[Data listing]
begin

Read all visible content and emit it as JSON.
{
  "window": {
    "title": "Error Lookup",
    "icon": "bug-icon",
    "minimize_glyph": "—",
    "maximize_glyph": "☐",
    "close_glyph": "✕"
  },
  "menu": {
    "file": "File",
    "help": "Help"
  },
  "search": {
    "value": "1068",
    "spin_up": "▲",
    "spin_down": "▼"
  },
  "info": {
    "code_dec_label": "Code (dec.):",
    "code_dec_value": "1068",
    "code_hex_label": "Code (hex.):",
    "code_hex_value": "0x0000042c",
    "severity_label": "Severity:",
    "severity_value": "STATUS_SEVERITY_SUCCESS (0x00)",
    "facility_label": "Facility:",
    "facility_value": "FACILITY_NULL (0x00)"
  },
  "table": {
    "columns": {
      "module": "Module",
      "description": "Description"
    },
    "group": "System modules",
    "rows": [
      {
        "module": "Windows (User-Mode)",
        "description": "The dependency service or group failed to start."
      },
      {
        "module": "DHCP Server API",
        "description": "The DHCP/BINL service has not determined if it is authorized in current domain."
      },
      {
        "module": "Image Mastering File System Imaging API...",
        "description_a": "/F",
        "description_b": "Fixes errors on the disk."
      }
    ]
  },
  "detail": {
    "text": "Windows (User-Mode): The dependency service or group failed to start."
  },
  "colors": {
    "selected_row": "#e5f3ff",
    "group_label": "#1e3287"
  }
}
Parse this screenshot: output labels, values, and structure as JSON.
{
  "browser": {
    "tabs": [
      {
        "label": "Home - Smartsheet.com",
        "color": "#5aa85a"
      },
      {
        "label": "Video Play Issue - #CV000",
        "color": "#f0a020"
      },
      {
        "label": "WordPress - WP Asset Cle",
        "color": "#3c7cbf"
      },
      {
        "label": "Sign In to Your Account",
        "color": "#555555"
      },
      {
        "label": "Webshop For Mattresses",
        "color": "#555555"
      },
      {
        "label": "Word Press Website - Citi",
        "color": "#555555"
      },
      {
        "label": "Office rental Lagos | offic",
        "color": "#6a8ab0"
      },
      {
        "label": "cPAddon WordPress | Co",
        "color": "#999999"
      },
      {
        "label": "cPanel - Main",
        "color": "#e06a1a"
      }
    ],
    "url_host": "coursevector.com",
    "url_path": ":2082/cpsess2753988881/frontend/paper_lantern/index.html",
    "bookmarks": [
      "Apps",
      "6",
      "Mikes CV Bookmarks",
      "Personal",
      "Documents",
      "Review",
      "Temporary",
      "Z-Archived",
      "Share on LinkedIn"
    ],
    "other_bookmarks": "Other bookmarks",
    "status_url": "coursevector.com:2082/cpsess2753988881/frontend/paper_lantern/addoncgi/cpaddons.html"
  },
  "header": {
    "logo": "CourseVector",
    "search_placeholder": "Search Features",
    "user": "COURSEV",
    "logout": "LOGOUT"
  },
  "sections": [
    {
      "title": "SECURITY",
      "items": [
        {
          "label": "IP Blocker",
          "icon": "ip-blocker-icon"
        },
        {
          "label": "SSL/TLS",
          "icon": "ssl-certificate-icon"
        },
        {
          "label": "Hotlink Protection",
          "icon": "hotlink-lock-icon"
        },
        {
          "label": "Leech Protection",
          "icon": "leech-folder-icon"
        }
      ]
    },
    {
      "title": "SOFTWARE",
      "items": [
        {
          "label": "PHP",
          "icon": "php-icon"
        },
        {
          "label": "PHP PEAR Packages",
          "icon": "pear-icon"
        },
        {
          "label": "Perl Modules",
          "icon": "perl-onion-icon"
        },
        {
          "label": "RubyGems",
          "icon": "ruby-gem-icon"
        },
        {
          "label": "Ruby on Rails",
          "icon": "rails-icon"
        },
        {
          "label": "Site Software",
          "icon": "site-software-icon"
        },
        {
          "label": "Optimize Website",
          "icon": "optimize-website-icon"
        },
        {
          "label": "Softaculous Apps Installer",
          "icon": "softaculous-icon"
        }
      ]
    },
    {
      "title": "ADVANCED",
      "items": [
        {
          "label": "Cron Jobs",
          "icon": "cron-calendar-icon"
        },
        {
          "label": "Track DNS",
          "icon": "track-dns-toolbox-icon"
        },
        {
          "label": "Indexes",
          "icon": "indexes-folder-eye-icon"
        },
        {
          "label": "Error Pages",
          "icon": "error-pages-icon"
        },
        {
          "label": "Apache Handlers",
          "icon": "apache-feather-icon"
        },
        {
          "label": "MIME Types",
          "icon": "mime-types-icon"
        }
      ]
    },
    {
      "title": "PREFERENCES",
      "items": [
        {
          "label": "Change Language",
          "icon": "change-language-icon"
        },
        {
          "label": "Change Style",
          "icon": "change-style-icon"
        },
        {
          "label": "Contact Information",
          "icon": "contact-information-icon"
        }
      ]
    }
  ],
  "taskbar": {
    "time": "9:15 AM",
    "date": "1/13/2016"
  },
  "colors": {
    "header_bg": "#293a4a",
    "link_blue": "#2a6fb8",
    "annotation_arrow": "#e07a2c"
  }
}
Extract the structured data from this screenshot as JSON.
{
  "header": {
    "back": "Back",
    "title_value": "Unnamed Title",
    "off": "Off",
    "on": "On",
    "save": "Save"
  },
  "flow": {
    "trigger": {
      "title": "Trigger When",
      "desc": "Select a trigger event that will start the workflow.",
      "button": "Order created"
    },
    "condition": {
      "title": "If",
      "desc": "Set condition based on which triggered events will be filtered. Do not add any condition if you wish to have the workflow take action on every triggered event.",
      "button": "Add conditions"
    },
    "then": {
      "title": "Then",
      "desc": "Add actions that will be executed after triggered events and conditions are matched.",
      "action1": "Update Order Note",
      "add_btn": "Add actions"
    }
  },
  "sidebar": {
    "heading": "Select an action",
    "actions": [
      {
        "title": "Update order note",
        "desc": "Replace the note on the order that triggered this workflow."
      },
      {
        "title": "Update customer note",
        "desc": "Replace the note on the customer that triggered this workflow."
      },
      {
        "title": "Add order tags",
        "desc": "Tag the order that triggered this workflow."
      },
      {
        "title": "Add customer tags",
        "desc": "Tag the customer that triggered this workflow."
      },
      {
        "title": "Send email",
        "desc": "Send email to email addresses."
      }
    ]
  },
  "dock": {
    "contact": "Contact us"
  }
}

end

All of the records must be repeated exactly.

◆ THE RESULT
Read all visible content and emit it as JSON.
{
  "window": {
    "title": "Error Lookup",
    "icon": "bug-icon",
    "minimize_glyph": "—",
    "maximize_glyph": "☐",
    "close_glyph": "✕"
  },
  "menu": {
    "file": "File",
    "help": "Help"
  },
  "search": {
    "value": "1068",
    "spin_up": "▲",
    "spin_down": "▼"
  },
  "info": {
    "code_dec_label": "Code (dec.):",
    "code_dec_value": "1068",
    "code_hex_label": "Code (hex.):",
    "code_hex_value": "0x0000042c",
    "severity_label": "Severity:",
    "severity_value": "STATUS_SEVERITY_SUCCESS (0x00)",
    "facility_label": "Facility:",
    "facility_value": "FACILITY_NULL (0x00)"
  },
  "table": {
    "columns": {
      "module": "Module",
      "description": "Description"
    },
    "group": "System modules",
    "rows": [
      {
        "module": "Windows (User-Mode)",
        "description": "The dependency service or group failed to start."
      },
      {
        "module": "DHCP Server API",
        "description": "The DHCP/BINL service has not determined if it is authorized in current domain."
      },
      {
        "module": "Image Mastering File System Imaging API...",
        "description_a": "/F",
        "description_b": "Fixes errors on the disk."
      }
    ]
  },
  "detail": {
    "text": "Windows (User-Mode): The dependency service or group failed to start."
  },
  "colors": {
    "selected_row": "#e5f3ff",
    "group_label": "#1e3287"
  }
}
Parse this screenshot: output labels, values, and structure as JSON.
{
  "browser": {
    "tabs": [
      {
        "label": "Home - Smartsheet.com",
        "color": "#5aa85a"
      },
      {
        "label": "Video Play Issue - #CV000",
        "color": "#f0a020"
      },
      {
        "label": "WordPress - WP Asset Cle",
        "color": "#3c7cbf"
      },
      {
        "label": "Sign In to Your Account",
        "color": "#555555"
      },
      {
        "label": "Webshop For Mattresses",
        "color": "#555555"
      },
      {
        "label": "Word Press Website - Citi",
        "color": "#555555"
      },
      {
        "label": "Office rental Lagos | offic",
        "color": "#6a8ab0"
      },
      {
        "label": "cPAddon WordPress | Co",
        "color": "#999999"
      },
      {
        "label": "cPanel - Main",
        "color": "#e06a1a"
      }
    ],
    "url_host": "coursevector.com",
    "url_path": ":2082/cpsess2753988881/frontend/paper_lantern/index.html",
    "bookmarks": [
      "Apps",
      "6",
      "Mikes CV Bookmarks",
      "Personal",
      "Documents",
      "Review",
      "Temporary",
      "Z-Archived",
      "Share on LinkedIn"
    ],
    "other_bookmarks": "Other bookmarks",
    "status_url": "coursevector.com:2082/cpsess2753988881/frontend/paper_lantern/addoncgi/cpaddons.html"
  },
  "header": {
    "logo": "CourseVector",
    "search_placeholder": "Search Features",
    "user": "COURSEV",
    "logout": "LOGOUT"
  },
  "sections": [
    {
      "title": "SECURITY",
      "items": [
        {
          "label": "IP Blocker",
          "icon": "ip-blocker-icon"
        },
        {
          "label": "SSL/TLS",
          "icon": "ssl-certificate-icon"
        },
        {
          "label": "Hotlink Protection",
          "icon": "hotlink-lock-icon"
        },
        {
          "label": "Leech Protection",
          "icon": "leech-folder-icon"
        }
      ]
    },
    {
      "title": "SOFTWARE",
      "items": [
        {
          "label": "PHP",
          "icon": "php-icon"
        },
        {
          "label": "PHP PEAR Packages",
          "icon": "pear-icon"
        },
        {
          "label": "Perl Modules",
          "icon": "perl-onion-icon"
        },
        {
          "label": "RubyGems",
          "icon": "ruby-gem-icon"
        },
        {
          "label": "Ruby on Rails",
          "icon": "rails-icon"
        },
        {
          "label": "Site Software",
          "icon": "site-software-icon"
        },
        {
          "label": "Optimize Website",
          "icon": "optimize-website-icon"
        },
        {
          "label": "Softaculous Apps Installer",
          "icon": "softaculous-icon"
        }
      ]
    },
    {
      "title": "ADVANCED",
      "items": [
        {
          "label": "Cron Jobs",
          "icon": "cron-calendar-icon"
        },
        {
          "label": "Track DNS",
          "icon": "track-dns-toolbox-icon"
        },
        {
          "label": "Indexes",
          "icon": "indexes-folder-eye-icon"
        },
        {
          "label": "Error Pages",
          "icon": "error-pages-icon"
        },
        {
          "label": "Apache Handlers",
          "icon": "apache-feather-icon"
        },
        {
          "label": "MIME Types",
          "icon": "mime-types-icon"
        }
      ]
    },
    {
      "title": "PREFERENCES",
      "items": [
        {
          "label": "Change Language",
          "icon": "change-language-icon"
        },
        {
          "label": "Change Style",
          "icon": "change-style-icon"
        },
        {
          "label": "Contact Information",
          "icon": "contact-information-icon"
        }
      ]
    }
  ],
  "taskbar": {
    "time": "9:15 AM",
    "date": "1/13/2016"
  },
  "colors": {
    "header_bg": "#293a4a",
    "link_blue": "#2a6fb8",
    "annotation_arrow": "#e07a2c"
  }
}
Extract the structured data from this screenshot as JSON.
{
  "header": {
    "back": "Back",
    "title_value": "Unnamed Title",
    "off": "Off",
    "on": "On",
    "save": "Save"
  },
  "flow": {
    "trigger": {
      "title": "Trigger When",
      "desc": "Select a trigger event that will start the workflow.",
      "button": "Order created"
    },
    "condition": {
      "title": "If",
      "desc": "Set condition based on which triggered events will be filtered. Do not add any condition if you wish to have the workflow take action on every triggered event.",
      "button": "Add conditions"
    },
    "then": {
      "title": "Then",
      "desc": "Add actions that will be executed after triggered events and conditions are matched.",
      "action1": "Update Order Note",
      "add_btn": "Add actions"
    }
  },
  "sidebar": {
    "heading": "Select an action",
    "actions": [
      {
        "title": "Update order note",
        "desc": "Replace the note on the order that triggered this workflow."
      },
      {
        "title": "Update customer note",
        "desc": "Replace the note on the customer that triggered this workflow."
      },
      {
        "title": "Add order tags",
        "desc": "Tag the order that triggered this workflow."
      },
      {
        "title": "Add customer tags",
        "desc": "Tag the customer that triggered this workflow."
      },
      {
        "title": "Send email",
        "desc": "Send email to email addresses."
      }
    ]
  },
  "dock": {
    "contact": "Contact us"
  }
}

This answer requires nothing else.